_Records provided:_
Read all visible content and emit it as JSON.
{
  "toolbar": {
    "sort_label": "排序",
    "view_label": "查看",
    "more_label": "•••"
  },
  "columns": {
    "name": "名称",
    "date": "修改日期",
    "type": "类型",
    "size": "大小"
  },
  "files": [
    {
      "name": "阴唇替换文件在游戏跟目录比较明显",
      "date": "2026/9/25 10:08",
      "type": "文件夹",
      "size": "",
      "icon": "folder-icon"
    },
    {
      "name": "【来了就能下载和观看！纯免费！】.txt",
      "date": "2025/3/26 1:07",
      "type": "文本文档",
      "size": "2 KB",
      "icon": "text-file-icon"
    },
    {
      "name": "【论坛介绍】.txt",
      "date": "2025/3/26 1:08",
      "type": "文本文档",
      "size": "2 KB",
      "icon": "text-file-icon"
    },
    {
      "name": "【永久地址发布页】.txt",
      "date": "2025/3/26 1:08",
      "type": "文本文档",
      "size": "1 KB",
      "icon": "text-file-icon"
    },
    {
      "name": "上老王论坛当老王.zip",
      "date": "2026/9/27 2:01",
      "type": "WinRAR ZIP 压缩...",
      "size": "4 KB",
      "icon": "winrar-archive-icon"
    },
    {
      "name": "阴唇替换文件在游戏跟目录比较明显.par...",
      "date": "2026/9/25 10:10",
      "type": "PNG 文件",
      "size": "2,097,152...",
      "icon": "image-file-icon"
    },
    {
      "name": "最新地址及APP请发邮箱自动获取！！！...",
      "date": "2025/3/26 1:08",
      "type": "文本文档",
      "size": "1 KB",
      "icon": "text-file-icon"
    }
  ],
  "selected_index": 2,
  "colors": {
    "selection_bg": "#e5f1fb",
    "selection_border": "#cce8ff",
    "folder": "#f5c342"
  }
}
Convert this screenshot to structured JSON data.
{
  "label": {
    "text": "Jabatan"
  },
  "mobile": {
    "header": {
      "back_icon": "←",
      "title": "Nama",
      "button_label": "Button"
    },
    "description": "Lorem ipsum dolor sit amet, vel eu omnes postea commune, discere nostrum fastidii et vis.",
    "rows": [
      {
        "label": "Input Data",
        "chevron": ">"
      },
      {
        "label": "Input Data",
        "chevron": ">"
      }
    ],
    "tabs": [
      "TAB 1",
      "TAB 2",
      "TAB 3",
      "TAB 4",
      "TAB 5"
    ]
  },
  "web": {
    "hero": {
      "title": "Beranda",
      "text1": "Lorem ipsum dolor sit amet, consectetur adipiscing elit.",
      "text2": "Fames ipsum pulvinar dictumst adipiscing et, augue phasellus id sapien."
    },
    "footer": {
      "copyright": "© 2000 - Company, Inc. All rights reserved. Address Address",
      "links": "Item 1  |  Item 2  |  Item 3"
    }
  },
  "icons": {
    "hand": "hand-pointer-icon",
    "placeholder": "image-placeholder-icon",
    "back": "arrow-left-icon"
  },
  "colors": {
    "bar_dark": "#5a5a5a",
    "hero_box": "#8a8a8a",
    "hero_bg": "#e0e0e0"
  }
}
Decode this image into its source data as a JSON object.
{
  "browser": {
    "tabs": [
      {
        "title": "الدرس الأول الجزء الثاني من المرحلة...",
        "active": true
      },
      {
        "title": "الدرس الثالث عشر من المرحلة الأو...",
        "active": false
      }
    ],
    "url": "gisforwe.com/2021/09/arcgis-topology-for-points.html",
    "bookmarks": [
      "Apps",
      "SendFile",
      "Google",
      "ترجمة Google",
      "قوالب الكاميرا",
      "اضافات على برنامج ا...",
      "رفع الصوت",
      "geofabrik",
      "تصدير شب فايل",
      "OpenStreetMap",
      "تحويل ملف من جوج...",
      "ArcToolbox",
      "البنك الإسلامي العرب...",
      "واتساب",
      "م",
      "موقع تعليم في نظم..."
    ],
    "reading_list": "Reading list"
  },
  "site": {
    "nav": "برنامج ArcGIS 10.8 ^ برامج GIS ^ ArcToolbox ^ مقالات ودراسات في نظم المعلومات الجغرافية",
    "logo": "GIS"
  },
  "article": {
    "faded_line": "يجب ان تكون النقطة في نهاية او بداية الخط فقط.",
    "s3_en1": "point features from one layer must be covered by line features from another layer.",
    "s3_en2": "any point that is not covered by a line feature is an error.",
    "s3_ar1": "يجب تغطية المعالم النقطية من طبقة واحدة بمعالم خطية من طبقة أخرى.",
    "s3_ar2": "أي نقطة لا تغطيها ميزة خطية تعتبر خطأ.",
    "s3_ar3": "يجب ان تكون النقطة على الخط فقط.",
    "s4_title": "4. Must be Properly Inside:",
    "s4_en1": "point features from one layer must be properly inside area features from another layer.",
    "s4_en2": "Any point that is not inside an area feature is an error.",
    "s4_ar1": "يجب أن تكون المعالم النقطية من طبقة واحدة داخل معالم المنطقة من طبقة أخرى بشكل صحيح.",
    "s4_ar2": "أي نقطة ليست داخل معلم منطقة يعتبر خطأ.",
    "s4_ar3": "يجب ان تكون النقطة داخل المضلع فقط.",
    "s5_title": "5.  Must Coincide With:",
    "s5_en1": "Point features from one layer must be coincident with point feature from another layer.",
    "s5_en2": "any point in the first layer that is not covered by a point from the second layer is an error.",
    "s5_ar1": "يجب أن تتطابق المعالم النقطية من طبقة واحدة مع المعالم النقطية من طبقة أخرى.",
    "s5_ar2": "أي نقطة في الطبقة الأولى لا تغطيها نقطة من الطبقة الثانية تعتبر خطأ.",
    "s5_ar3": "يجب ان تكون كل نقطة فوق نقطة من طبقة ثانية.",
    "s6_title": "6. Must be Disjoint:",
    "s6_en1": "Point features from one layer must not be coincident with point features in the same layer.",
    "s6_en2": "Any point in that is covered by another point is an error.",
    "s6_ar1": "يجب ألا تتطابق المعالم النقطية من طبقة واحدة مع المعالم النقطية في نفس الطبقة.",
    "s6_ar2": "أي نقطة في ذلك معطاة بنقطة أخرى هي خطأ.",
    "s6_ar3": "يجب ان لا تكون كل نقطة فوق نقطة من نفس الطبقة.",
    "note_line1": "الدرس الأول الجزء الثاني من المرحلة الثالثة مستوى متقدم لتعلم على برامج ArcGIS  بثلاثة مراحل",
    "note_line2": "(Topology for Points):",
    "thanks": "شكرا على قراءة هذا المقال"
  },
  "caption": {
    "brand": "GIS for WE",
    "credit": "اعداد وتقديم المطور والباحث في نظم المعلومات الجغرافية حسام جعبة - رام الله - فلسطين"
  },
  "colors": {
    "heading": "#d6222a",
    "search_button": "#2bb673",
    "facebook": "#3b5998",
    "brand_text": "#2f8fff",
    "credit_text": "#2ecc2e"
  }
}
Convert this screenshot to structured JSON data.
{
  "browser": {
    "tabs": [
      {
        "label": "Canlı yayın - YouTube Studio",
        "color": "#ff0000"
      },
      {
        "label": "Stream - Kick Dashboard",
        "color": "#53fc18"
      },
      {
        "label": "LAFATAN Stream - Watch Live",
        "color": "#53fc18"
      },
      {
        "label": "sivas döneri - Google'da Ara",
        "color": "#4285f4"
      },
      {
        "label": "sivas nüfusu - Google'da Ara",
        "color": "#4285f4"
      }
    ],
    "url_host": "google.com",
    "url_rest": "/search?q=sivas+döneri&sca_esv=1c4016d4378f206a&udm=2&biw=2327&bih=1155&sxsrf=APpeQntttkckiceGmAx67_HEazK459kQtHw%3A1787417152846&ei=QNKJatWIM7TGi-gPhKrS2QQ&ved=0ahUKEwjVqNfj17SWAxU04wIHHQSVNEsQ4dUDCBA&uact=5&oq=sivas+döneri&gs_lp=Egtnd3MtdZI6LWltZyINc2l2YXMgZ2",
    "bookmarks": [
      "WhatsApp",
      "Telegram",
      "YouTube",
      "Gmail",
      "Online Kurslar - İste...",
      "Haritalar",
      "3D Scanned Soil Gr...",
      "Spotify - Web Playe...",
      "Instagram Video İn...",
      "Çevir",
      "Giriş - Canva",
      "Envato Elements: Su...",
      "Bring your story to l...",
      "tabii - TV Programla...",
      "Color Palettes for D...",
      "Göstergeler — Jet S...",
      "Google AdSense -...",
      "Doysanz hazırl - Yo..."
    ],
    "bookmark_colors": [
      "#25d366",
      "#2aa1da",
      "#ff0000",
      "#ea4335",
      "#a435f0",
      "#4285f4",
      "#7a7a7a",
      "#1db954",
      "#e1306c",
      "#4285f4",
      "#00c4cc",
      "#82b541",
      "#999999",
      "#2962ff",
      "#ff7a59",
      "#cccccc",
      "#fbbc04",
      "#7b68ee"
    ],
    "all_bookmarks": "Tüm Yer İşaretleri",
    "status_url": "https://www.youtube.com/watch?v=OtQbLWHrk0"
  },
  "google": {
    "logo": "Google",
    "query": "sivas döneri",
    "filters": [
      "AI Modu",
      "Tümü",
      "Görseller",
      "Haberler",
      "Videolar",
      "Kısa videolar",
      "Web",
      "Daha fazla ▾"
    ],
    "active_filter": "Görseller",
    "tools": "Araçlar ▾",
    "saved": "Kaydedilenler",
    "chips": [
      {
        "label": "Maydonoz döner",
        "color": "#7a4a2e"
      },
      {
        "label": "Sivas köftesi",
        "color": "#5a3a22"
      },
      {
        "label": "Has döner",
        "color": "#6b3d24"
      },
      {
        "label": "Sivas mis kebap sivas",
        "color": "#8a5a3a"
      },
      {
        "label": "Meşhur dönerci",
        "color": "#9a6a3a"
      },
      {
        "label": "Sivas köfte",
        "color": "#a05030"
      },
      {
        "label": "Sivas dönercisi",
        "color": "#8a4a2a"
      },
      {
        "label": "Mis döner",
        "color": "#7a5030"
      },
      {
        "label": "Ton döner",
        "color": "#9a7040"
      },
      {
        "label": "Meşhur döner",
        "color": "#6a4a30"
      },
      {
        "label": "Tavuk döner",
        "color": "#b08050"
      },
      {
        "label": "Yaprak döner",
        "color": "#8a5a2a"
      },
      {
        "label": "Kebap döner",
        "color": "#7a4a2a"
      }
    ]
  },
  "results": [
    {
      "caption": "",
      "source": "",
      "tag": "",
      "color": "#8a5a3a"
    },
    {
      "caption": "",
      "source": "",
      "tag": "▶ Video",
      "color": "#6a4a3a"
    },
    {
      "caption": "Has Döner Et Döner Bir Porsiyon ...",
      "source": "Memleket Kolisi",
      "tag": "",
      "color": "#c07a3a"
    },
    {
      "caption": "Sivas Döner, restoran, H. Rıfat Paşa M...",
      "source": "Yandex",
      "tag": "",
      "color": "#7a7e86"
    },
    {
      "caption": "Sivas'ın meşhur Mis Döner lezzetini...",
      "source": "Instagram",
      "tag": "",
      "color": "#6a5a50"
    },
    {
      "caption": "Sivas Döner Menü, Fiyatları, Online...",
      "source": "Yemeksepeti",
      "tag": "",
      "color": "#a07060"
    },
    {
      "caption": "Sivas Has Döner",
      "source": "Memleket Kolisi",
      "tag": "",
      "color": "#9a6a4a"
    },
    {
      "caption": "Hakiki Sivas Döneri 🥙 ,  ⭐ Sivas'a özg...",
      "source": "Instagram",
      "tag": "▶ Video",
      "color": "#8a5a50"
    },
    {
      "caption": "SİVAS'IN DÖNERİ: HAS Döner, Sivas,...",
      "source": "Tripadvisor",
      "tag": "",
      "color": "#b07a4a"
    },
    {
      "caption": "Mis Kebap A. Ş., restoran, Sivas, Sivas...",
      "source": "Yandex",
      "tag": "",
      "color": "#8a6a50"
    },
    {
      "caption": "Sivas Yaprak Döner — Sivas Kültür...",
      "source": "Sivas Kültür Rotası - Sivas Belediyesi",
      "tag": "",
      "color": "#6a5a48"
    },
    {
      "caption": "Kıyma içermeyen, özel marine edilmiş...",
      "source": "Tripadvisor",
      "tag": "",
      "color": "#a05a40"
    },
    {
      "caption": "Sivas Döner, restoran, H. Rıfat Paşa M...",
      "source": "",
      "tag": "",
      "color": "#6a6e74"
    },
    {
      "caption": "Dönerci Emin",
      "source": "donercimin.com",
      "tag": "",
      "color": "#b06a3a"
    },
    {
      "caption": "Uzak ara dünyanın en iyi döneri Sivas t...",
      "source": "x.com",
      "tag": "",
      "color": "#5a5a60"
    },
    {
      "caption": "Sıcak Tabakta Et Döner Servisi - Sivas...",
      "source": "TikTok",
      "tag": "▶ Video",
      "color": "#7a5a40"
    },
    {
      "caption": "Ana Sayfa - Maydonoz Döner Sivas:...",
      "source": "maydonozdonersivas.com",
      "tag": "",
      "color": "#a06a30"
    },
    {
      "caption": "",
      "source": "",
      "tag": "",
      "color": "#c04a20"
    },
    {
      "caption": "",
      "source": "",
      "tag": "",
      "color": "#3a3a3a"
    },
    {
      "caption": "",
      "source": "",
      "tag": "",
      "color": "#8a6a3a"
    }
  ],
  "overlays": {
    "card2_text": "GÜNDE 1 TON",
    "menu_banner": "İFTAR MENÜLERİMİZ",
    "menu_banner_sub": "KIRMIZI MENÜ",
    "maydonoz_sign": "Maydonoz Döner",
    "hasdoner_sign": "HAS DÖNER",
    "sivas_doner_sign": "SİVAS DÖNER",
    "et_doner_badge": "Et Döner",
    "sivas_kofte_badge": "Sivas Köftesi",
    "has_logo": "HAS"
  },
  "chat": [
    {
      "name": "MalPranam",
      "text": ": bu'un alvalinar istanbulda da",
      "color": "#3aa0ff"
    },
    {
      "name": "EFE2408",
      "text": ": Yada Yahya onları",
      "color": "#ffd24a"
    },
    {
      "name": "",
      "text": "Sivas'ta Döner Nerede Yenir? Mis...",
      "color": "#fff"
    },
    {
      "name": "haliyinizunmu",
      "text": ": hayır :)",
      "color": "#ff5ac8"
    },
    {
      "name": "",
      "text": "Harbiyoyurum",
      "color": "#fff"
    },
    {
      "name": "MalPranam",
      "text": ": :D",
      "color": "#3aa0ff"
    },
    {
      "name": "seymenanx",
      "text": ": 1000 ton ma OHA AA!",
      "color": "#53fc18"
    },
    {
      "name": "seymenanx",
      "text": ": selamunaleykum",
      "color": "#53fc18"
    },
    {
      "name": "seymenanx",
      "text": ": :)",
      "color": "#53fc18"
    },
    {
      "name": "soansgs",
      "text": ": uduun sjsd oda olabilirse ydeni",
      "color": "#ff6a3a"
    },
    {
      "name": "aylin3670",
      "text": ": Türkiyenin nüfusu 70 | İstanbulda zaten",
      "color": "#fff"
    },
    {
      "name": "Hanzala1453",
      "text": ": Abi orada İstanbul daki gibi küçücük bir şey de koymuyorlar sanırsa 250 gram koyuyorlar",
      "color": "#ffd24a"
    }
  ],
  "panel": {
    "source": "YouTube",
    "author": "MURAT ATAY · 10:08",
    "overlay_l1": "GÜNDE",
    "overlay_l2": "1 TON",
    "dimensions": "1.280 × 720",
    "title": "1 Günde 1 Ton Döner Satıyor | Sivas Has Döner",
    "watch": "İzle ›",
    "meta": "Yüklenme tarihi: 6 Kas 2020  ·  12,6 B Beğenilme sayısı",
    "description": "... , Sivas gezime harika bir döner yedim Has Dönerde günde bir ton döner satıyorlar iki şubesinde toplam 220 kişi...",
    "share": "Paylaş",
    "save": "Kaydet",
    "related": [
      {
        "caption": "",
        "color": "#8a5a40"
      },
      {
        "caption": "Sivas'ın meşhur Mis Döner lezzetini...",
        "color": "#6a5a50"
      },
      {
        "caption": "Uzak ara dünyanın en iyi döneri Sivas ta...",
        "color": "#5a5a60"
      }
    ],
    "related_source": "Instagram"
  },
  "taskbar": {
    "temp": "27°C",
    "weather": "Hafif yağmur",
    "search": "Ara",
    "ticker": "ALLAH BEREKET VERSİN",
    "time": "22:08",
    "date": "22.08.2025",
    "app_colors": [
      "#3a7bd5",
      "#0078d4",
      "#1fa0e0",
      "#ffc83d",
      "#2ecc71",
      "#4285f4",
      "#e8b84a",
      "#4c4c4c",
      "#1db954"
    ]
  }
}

_Your goal:_ Go through the entries and return each line where the word "nüfusu" appears.

_Problem solution:_
        "label": "sivas nüfusu - Google'da Ara",
      "text": ": Türkiyenin nüfusu 70 | İstanbulda zaten",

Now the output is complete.